*What the task asks*:
In the listing below, how many lines contain the word "mean"? Please respond with the number only.

----------

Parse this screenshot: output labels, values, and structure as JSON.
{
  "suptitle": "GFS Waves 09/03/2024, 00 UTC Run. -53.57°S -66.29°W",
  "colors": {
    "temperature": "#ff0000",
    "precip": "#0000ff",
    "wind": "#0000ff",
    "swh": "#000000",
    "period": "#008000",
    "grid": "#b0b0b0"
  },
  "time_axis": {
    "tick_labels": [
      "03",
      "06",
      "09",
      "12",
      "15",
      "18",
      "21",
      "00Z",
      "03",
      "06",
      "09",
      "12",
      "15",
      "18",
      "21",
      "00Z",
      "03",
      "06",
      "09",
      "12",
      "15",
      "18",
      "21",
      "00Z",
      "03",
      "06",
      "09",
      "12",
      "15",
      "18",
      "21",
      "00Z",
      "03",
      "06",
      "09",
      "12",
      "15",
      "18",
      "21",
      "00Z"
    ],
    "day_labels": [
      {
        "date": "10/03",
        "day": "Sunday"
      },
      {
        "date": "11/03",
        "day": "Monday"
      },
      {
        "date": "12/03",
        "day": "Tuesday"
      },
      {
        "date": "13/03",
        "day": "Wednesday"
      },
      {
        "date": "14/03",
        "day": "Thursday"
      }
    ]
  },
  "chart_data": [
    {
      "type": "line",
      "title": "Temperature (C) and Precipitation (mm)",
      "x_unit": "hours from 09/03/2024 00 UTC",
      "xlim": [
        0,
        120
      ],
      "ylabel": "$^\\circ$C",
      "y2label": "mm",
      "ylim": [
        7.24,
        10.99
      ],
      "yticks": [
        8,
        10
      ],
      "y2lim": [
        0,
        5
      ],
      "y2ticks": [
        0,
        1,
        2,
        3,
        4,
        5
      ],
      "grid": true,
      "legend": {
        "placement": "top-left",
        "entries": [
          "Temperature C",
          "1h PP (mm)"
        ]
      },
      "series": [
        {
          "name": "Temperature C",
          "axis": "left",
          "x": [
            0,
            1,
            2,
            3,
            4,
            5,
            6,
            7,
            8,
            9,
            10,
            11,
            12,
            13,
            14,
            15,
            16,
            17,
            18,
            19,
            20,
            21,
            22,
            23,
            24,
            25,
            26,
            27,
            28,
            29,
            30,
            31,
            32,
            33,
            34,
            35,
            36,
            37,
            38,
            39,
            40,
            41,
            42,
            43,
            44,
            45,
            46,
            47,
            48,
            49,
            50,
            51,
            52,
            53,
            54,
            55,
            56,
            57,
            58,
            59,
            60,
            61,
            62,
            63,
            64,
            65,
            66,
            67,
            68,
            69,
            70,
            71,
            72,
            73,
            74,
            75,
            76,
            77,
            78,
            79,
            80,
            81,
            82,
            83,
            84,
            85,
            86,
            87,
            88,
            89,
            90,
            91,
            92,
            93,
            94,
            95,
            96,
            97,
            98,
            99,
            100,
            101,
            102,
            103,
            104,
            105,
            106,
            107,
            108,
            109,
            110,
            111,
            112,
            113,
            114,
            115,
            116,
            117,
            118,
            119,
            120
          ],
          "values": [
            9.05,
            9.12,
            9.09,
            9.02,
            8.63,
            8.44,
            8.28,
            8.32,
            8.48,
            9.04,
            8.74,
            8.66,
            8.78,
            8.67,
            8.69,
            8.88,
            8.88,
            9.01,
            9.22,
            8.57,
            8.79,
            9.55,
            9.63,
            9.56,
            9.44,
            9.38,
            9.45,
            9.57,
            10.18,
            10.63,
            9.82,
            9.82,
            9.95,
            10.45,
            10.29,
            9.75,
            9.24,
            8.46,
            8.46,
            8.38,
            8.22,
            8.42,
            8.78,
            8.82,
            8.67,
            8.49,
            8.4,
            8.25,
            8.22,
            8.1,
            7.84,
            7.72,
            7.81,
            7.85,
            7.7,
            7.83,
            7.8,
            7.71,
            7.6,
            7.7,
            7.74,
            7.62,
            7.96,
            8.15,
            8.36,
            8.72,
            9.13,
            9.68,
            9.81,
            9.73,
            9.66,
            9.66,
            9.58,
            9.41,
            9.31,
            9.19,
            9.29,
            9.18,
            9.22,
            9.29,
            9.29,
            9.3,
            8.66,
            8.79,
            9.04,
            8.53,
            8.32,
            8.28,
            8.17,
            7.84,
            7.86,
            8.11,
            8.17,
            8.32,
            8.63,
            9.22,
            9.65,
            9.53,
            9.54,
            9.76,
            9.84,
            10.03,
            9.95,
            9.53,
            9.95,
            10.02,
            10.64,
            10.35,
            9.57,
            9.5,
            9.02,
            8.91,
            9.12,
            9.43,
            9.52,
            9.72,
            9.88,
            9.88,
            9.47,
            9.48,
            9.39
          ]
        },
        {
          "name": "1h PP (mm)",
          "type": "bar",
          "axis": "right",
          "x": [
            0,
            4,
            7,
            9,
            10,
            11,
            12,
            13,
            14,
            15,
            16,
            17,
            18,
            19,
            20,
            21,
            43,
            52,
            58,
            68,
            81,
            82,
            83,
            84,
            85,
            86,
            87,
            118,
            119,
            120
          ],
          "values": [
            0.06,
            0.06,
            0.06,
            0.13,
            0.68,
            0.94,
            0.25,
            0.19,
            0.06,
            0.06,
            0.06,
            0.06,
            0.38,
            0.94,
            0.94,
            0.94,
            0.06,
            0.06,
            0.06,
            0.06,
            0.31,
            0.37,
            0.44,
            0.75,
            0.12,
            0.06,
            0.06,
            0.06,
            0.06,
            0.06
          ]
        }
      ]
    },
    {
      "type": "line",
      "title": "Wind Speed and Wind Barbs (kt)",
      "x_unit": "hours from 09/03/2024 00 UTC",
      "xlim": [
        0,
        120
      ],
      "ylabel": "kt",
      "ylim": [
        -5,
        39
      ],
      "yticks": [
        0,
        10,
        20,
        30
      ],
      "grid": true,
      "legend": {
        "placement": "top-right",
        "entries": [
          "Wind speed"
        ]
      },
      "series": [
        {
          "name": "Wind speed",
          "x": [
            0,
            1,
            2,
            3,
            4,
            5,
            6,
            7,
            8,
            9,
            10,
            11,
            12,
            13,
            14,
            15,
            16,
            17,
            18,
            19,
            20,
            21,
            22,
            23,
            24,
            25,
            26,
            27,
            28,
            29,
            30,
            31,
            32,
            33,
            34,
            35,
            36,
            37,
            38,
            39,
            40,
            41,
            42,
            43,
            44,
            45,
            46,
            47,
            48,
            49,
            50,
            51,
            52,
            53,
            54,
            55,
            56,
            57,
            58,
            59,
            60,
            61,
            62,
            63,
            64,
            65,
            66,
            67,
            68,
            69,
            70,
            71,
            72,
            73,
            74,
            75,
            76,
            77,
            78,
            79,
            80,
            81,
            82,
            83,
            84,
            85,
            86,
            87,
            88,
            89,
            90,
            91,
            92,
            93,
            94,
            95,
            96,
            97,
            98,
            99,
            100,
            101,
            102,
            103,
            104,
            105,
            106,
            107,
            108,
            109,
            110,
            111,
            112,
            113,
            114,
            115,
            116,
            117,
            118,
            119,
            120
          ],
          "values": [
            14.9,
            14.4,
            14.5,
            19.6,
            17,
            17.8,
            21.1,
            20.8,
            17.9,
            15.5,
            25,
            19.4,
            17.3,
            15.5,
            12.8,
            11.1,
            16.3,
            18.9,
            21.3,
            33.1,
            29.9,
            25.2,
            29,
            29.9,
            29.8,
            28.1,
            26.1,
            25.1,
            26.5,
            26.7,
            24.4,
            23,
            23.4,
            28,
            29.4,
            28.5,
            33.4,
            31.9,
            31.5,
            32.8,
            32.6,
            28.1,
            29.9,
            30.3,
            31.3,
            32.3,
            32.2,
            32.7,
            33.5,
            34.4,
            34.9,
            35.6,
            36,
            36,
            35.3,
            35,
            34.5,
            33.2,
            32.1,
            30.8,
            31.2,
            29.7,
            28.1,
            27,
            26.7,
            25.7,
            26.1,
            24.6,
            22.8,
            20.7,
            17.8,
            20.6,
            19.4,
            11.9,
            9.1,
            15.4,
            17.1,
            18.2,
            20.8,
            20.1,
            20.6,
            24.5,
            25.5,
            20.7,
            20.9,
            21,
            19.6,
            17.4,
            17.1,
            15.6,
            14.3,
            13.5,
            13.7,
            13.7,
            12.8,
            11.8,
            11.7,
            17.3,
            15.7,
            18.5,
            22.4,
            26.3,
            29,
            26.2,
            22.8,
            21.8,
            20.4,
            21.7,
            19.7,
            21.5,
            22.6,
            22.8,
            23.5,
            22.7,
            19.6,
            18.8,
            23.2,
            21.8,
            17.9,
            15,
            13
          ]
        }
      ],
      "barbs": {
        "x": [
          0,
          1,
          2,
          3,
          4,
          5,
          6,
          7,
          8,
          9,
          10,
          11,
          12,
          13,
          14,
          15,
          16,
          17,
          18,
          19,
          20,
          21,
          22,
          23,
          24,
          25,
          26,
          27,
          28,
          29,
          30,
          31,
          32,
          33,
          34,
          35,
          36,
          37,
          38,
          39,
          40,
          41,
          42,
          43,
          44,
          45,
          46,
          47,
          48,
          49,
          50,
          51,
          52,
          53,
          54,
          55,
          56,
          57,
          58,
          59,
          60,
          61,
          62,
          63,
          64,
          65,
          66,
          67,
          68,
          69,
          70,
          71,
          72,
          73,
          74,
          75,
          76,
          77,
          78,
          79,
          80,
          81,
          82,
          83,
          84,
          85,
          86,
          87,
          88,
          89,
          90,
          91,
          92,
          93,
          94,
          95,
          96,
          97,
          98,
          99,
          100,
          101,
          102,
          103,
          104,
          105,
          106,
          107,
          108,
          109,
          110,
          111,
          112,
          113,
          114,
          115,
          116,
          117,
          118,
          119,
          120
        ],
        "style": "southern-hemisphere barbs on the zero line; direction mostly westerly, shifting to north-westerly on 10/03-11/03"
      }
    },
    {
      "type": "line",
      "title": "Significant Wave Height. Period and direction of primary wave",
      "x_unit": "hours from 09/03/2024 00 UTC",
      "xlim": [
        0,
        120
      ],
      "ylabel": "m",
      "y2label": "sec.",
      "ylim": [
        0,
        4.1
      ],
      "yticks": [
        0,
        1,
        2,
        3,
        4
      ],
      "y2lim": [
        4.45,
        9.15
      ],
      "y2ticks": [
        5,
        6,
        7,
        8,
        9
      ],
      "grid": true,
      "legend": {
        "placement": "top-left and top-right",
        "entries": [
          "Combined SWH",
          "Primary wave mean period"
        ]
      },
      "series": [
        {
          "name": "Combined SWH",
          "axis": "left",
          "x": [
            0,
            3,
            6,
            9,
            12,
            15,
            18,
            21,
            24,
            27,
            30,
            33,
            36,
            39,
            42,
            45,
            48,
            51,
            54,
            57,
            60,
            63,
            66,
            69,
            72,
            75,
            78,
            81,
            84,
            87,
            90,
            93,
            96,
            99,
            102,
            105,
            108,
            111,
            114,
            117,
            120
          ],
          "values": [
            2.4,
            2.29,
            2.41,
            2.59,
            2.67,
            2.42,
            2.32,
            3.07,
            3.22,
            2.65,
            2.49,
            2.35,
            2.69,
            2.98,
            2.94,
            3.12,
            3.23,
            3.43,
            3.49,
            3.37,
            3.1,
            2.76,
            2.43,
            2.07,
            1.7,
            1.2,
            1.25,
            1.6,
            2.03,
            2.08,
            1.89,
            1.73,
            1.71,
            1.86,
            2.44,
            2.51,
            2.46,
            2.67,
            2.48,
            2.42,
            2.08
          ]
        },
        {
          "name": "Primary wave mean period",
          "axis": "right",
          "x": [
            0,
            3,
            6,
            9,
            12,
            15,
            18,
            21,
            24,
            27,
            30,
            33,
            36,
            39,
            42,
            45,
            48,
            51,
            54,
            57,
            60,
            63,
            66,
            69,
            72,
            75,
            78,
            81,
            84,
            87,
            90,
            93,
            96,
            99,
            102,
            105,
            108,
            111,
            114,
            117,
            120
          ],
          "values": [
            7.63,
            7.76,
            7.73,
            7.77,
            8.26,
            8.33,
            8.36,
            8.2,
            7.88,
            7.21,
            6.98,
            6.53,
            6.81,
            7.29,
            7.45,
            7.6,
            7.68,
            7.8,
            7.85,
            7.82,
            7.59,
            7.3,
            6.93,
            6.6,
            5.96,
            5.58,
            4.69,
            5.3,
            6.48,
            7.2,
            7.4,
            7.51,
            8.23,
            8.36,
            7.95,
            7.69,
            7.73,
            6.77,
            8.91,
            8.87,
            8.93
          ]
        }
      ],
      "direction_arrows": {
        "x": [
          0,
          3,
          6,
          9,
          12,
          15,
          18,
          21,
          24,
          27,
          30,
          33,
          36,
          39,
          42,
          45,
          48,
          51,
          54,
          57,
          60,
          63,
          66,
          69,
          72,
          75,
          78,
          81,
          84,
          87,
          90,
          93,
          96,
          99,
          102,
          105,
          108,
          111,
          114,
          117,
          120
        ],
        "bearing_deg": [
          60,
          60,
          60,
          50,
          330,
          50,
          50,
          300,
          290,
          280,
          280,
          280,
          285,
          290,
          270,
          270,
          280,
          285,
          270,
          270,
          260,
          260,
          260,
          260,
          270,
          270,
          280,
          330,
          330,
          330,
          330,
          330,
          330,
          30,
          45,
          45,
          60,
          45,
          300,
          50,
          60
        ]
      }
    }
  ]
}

----------

*Full response*:
2